— start Material —
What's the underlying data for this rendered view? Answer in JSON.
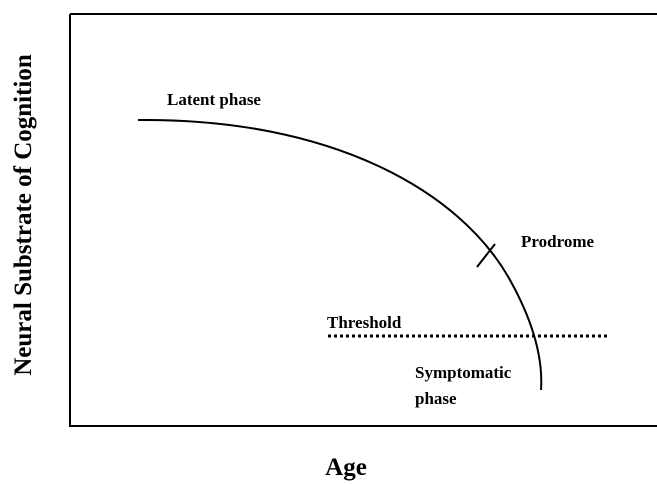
{
  "axes": {
    "x_label": "Age",
    "y_label": "Neural Substrate of Cognition"
  },
  "annotations": {
    "latent": "Latent phase",
    "prodrome": "Prodrome",
    "threshold": "Threshold",
    "symptomatic": [
      "Symptomatic",
      "phase"
    ]
  }
}
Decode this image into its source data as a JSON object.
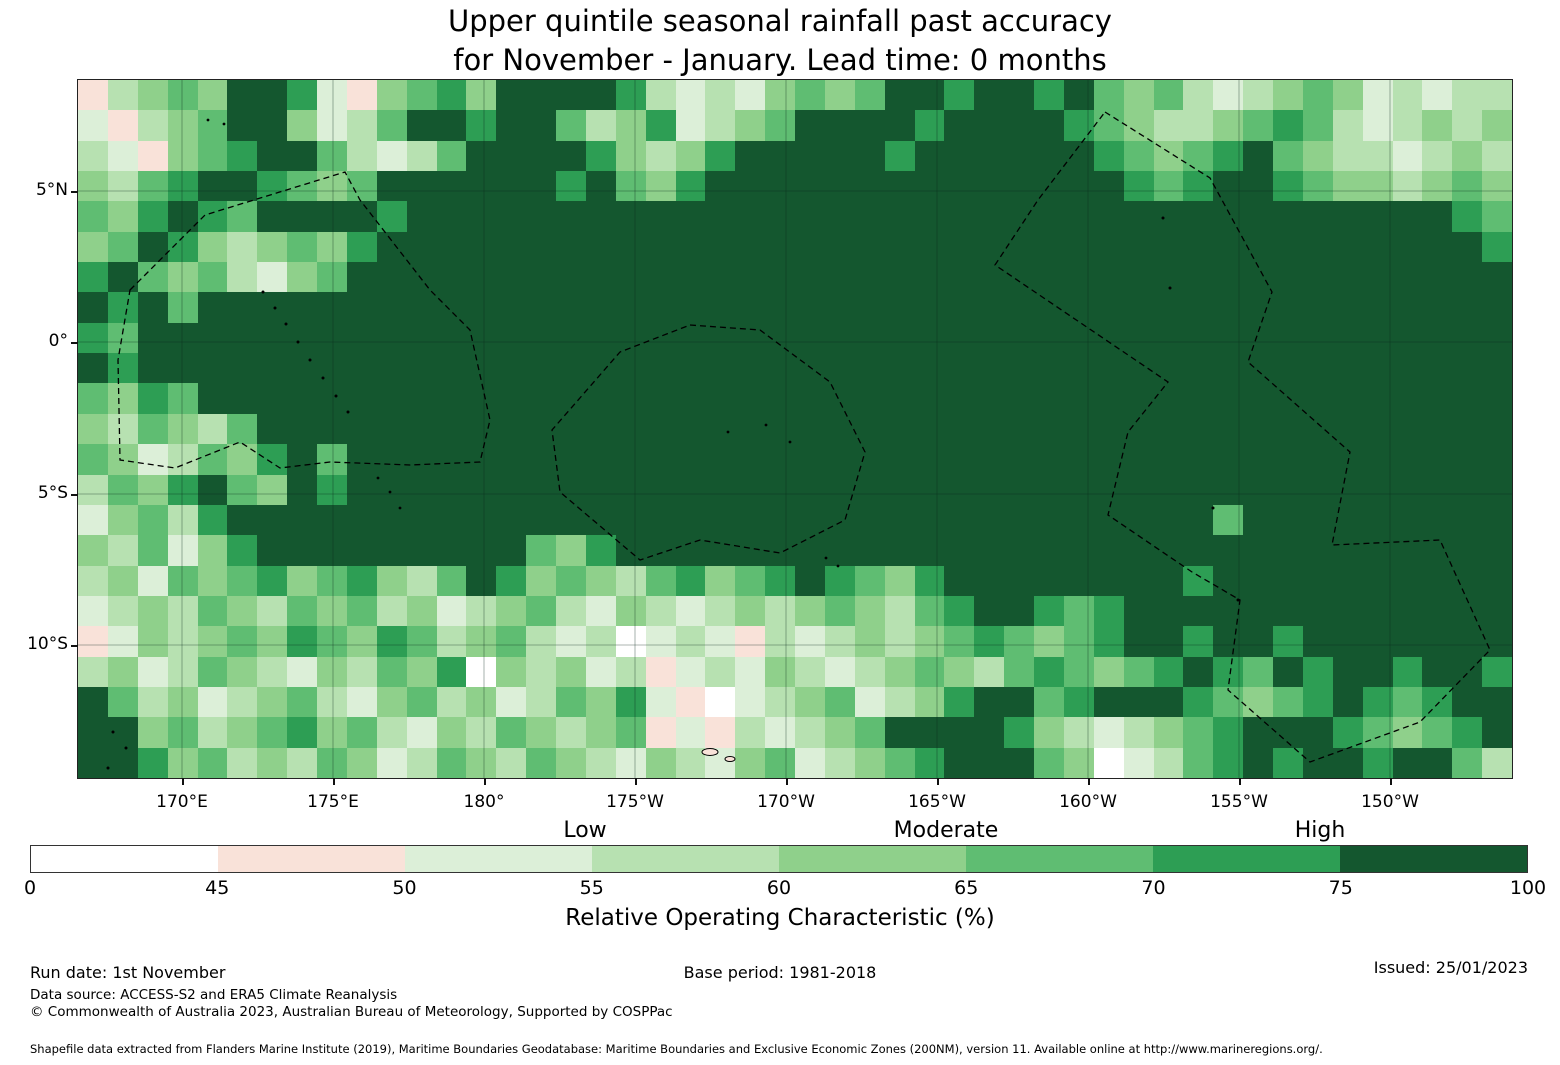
— end Material —
Exercise task: Leave out the pictures and copy the rest of the material above exactly.

Exercise result:
What's the underlying data for this rendered view? Answer in JSON.
{
  "axes": {
    "x_label": "Age",
    "y_label": "Neural Substrate of Cognition"
  },
  "annotations": {
    "latent": "Latent phase",
    "prodrome": "Prodrome",
    "threshold": "Threshold",
    "symptomatic": [
      "Symptomatic",
      "phase"
    ]
  }
}
Decode this image into its source data as a JSON object.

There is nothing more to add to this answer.